EXERCISE DIRECTIONS: In the listing that follows, how many lines contain "decision"? Give the number only.
BEGIN RECORDS SUPPLIED
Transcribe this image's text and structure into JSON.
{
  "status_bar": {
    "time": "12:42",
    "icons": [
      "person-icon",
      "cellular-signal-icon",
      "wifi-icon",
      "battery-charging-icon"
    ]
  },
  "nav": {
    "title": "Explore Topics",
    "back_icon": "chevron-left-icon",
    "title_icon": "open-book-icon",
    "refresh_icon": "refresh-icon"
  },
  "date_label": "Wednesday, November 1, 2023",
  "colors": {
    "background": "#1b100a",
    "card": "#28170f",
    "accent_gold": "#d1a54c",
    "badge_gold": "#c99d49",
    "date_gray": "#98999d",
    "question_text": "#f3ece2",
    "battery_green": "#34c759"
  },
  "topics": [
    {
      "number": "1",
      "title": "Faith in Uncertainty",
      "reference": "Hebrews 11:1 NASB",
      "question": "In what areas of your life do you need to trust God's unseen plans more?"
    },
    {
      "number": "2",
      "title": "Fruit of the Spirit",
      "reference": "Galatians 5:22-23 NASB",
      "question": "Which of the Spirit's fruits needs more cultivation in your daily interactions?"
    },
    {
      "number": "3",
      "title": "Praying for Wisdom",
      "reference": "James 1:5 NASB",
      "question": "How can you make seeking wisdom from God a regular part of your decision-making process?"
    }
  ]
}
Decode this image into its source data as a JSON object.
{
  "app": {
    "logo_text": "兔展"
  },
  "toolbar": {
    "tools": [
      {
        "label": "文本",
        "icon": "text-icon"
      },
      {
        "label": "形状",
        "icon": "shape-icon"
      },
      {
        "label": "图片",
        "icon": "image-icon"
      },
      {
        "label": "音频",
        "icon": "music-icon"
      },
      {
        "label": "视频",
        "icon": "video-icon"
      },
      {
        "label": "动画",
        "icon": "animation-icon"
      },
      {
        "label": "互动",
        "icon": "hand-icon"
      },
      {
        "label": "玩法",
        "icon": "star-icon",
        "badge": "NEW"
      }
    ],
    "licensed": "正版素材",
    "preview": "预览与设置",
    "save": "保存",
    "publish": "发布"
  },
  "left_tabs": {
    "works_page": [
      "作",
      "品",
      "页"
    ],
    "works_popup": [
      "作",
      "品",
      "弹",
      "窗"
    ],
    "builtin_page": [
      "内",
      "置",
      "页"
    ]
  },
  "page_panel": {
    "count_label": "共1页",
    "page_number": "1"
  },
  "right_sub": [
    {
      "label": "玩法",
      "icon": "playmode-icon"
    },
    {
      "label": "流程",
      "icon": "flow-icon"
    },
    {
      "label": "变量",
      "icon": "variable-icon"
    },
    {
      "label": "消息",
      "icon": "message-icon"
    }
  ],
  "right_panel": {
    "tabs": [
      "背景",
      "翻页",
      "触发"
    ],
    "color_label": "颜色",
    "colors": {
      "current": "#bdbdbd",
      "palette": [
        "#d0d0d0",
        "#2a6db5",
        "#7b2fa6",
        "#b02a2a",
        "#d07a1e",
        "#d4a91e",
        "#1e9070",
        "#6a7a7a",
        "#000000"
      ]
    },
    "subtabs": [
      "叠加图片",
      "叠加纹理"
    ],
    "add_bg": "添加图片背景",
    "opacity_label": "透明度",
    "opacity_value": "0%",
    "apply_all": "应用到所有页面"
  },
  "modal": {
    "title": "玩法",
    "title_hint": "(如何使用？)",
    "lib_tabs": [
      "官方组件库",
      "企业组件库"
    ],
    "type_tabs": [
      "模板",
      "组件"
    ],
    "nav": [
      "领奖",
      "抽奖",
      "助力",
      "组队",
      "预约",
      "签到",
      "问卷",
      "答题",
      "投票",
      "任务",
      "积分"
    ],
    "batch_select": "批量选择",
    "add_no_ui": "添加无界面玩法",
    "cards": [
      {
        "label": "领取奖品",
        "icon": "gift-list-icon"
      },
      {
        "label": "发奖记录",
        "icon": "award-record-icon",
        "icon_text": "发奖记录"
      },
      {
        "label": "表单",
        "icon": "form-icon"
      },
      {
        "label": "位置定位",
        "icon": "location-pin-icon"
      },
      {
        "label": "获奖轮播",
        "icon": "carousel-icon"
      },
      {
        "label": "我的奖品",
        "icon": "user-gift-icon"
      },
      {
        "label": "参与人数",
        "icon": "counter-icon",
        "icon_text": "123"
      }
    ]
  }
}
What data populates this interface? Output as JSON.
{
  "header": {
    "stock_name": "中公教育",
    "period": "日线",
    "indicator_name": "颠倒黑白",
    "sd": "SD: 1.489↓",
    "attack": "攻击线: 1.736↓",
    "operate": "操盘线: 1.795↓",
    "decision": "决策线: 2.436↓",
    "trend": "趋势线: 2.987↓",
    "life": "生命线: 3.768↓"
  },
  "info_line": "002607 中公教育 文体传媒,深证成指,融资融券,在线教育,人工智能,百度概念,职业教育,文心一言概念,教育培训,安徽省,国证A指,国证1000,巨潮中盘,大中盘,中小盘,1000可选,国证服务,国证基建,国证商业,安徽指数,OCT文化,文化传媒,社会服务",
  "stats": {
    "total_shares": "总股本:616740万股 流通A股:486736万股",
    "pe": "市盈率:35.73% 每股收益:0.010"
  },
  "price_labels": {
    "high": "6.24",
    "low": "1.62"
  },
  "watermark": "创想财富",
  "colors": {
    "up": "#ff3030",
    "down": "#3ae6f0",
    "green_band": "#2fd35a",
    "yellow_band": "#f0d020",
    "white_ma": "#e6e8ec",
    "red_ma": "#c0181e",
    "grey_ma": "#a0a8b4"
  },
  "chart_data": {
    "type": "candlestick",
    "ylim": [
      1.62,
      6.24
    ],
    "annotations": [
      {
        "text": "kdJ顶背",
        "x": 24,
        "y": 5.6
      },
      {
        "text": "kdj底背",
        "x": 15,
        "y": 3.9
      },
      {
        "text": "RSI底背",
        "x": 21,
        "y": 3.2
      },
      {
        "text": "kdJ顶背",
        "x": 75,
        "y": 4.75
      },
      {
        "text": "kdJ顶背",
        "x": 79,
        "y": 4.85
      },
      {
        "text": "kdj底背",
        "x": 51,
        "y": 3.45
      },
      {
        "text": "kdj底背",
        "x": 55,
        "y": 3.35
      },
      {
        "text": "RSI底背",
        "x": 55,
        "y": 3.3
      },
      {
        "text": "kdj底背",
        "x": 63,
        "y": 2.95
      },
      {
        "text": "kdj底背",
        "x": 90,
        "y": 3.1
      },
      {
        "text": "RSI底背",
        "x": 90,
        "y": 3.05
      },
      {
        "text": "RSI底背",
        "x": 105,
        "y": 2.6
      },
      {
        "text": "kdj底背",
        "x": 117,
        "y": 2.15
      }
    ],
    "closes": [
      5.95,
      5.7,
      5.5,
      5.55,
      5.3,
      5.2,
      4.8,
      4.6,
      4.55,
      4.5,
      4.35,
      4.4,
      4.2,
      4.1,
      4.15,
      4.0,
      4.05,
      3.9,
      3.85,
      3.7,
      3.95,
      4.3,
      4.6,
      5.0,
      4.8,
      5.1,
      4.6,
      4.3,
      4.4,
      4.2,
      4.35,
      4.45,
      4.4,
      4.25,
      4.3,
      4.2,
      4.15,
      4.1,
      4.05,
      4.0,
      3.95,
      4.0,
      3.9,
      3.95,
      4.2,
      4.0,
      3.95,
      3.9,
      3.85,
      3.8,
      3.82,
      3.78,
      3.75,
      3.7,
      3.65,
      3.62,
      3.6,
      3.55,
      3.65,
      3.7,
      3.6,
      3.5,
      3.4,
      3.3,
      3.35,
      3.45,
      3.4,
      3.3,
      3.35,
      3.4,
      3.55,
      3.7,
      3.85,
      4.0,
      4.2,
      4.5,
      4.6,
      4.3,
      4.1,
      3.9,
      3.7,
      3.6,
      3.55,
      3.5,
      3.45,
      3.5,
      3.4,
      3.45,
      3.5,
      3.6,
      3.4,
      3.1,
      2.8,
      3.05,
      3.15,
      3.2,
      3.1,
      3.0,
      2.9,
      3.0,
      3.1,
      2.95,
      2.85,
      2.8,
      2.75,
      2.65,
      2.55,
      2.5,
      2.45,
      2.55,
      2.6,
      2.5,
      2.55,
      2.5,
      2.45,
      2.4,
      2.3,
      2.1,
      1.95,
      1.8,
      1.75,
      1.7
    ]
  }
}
END RECORDS SUPPLIED
REPLY: 2